[Begin Data listing]
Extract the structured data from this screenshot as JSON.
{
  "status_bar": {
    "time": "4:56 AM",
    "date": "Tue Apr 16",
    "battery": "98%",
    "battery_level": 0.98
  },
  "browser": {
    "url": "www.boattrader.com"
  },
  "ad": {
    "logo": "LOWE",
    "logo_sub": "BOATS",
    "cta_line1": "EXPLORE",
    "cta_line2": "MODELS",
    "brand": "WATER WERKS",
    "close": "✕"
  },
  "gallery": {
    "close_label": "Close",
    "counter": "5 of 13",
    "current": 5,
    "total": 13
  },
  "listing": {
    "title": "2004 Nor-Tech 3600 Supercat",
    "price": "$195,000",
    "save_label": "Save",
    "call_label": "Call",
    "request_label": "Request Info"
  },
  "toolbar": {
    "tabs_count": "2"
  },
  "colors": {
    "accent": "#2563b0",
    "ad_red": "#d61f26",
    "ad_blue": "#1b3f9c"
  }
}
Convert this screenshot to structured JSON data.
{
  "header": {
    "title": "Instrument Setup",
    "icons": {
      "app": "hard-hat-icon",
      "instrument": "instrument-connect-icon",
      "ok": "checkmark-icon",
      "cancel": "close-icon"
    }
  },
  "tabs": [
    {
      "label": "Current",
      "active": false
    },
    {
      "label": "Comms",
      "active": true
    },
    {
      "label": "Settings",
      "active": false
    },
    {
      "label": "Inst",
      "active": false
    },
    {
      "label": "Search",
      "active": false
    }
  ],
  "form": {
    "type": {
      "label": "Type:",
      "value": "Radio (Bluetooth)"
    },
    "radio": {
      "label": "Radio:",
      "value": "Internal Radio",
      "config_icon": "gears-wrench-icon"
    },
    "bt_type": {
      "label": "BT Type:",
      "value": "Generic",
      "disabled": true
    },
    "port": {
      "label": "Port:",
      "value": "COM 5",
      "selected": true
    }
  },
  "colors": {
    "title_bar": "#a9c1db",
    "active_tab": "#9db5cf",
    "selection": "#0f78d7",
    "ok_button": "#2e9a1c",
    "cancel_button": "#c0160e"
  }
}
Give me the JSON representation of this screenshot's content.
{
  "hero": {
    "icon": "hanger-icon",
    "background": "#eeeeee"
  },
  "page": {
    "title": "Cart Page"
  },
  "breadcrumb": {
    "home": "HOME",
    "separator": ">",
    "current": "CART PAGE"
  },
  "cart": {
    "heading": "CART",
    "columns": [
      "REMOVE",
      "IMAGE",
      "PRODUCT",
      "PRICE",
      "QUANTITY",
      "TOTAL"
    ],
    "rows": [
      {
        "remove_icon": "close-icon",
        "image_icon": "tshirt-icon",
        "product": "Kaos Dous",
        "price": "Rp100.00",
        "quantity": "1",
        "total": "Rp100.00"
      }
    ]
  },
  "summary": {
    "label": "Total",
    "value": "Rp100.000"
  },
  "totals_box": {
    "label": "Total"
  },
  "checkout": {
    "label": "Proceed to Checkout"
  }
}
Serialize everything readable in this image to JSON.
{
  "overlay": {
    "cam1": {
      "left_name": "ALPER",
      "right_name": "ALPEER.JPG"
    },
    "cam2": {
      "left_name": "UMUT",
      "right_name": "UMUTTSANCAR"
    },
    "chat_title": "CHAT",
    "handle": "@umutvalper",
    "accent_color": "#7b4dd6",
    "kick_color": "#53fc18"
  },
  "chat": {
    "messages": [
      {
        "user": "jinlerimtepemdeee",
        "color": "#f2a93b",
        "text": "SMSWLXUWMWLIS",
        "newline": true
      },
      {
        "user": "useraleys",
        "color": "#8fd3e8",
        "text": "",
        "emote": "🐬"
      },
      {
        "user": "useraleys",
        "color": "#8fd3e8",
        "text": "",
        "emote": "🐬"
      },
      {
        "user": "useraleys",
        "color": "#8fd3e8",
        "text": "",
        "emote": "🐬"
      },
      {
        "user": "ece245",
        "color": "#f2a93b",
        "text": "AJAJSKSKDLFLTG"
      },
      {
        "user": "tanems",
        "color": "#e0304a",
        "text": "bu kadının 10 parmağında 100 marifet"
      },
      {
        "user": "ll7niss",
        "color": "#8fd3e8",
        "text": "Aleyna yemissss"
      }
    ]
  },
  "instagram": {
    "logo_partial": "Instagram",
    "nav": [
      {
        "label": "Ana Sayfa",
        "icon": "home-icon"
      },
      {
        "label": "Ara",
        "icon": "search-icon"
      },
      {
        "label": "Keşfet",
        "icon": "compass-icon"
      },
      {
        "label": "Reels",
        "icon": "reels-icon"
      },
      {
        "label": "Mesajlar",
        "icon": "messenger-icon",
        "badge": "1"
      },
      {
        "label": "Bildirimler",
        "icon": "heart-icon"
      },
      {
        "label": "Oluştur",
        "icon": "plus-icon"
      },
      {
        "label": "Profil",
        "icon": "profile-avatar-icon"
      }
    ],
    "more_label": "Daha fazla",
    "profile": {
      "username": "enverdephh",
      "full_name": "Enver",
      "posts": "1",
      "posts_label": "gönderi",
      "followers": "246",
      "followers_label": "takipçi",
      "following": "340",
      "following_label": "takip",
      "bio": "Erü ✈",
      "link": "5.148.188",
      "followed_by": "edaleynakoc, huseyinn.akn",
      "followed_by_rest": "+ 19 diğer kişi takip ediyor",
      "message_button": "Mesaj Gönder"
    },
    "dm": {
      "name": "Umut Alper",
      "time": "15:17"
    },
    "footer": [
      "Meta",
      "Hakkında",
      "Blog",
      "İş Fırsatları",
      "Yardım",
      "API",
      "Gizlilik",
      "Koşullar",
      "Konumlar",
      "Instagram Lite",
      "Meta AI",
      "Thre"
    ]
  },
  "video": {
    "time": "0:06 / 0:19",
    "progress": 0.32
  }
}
[End Data listing]
→ To do:
Identify and list each line with the word "screenshot".

→ Response to this task:
Extract the structured data from this screenshot as JSON.
Convert this screenshot to structured JSON data.
Give me the JSON representation of this screenshot's content.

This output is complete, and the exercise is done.